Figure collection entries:
* START *

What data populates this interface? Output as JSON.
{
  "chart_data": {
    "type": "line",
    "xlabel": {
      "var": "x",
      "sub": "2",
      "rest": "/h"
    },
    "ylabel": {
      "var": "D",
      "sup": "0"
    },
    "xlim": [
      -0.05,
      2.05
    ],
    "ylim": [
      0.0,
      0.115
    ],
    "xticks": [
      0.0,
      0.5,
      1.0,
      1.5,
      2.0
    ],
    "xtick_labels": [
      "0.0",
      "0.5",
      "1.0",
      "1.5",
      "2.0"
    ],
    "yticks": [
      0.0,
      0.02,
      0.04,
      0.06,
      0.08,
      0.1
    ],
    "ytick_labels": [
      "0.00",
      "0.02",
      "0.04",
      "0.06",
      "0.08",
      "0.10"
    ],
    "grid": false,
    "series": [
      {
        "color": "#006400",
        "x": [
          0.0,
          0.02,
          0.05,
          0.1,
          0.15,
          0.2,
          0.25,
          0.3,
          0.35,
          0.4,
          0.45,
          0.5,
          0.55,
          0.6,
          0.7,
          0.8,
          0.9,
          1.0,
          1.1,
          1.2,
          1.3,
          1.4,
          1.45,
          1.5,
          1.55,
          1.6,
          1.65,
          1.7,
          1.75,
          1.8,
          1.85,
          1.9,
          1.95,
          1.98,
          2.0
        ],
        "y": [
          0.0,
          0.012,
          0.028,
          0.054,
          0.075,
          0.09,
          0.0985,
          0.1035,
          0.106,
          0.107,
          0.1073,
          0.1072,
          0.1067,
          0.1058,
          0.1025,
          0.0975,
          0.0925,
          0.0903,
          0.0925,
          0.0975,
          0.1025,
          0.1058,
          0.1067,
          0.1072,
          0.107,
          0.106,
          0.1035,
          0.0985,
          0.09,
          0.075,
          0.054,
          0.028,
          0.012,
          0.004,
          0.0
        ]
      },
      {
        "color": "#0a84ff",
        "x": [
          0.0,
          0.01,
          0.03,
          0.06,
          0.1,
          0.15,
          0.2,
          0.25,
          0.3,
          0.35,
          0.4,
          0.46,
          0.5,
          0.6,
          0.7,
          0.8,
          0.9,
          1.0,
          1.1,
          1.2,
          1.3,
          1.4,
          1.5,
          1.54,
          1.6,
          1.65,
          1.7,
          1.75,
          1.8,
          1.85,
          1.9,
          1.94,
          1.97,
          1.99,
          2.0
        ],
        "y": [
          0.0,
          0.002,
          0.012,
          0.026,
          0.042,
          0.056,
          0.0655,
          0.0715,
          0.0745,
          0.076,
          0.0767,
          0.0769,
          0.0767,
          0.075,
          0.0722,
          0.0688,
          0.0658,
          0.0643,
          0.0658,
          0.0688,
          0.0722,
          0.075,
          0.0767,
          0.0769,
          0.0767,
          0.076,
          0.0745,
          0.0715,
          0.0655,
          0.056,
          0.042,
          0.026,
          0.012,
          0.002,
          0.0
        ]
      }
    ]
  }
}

* END *

▶ Requirements: Every record should be repeated exactly; please leave none out.

▶ Task response:
What data populates this interface? Output as JSON.
{
  "chart_data": {
    "type": "line",
    "xlabel": {
      "var": "x",
      "sub": "2",
      "rest": "/h"
    },
    "ylabel": {
      "var": "D",
      "sup": "0"
    },
    "xlim": [
      -0.05,
      2.05
    ],
    "ylim": [
      0.0,
      0.115
    ],
    "xticks": [
      0.0,
      0.5,
      1.0,
      1.5,
      2.0
    ],
    "xtick_labels": [
      "0.0",
      "0.5",
      "1.0",
      "1.5",
      "2.0"
    ],
    "yticks": [
      0.0,
      0.02,
      0.04,
      0.06,
      0.08,
      0.1
    ],
    "ytick_labels": [
      "0.00",
      "0.02",
      "0.04",
      "0.06",
      "0.08",
      "0.10"
    ],
    "grid": false,
    "series": [
      {
        "color": "#006400",
        "x": [
          0.0,
          0.02,
          0.05,
          0.1,
          0.15,
          0.2,
          0.25,
          0.3,
          0.35,
          0.4,
          0.45,
          0.5,
          0.55,
          0.6,
          0.7,
          0.8,
          0.9,
          1.0,
          1.1,
          1.2,
          1.3,
          1.4,
          1.45,
          1.5,
          1.55,
          1.6,
          1.65,
          1.7,
          1.75,
          1.8,
          1.85,
          1.9,
          1.95,
          1.98,
          2.0
        ],
        "y": [
          0.0,
          0.012,
          0.028,
          0.054,
          0.075,
          0.09,
          0.0985,
          0.1035,
          0.106,
          0.107,
          0.1073,
          0.1072,
          0.1067,
          0.1058,
          0.1025,
          0.0975,
          0.0925,
          0.0903,
          0.0925,
          0.0975,
          0.1025,
          0.1058,
          0.1067,
          0.1072,
          0.107,
          0.106,
          0.1035,
          0.0985,
          0.09,
          0.075,
          0.054,
          0.028,
          0.012,
          0.004,
          0.0
        ]
      },
      {
        "color": "#0a84ff",
        "x": [
          0.0,
          0.01,
          0.03,
          0.06,
          0.1,
          0.15,
          0.2,
          0.25,
          0.3,
          0.35,
          0.4,
          0.46,
          0.5,
          0.6,
          0.7,
          0.8,
          0.9,
          1.0,
          1.1,
          1.2,
          1.3,
          1.4,
          1.5,
          1.54,
          1.6,
          1.65,
          1.7,
          1.75,
          1.8,
          1.85,
          1.9,
          1.94,
          1.97,
          1.99,
          2.0
        ],
        "y": [
          0.0,
          0.002,
          0.012,
          0.026,
          0.042,
          0.056,
          0.0655,
          0.0715,
          0.0745,
          0.076,
          0.0767,
          0.0769,
          0.0767,
          0.075,
          0.0722,
          0.0688,
          0.0658,
          0.0643,
          0.0658,
          0.0688,
          0.0722,
          0.075,
          0.0767,
          0.0769,
          0.0767,
          0.076,
          0.0745,
          0.0715,
          0.0655,
          0.056,
          0.042,
          0.026,
          0.012,
          0.002,
          0.0
        ]
      }
    ]
  }
}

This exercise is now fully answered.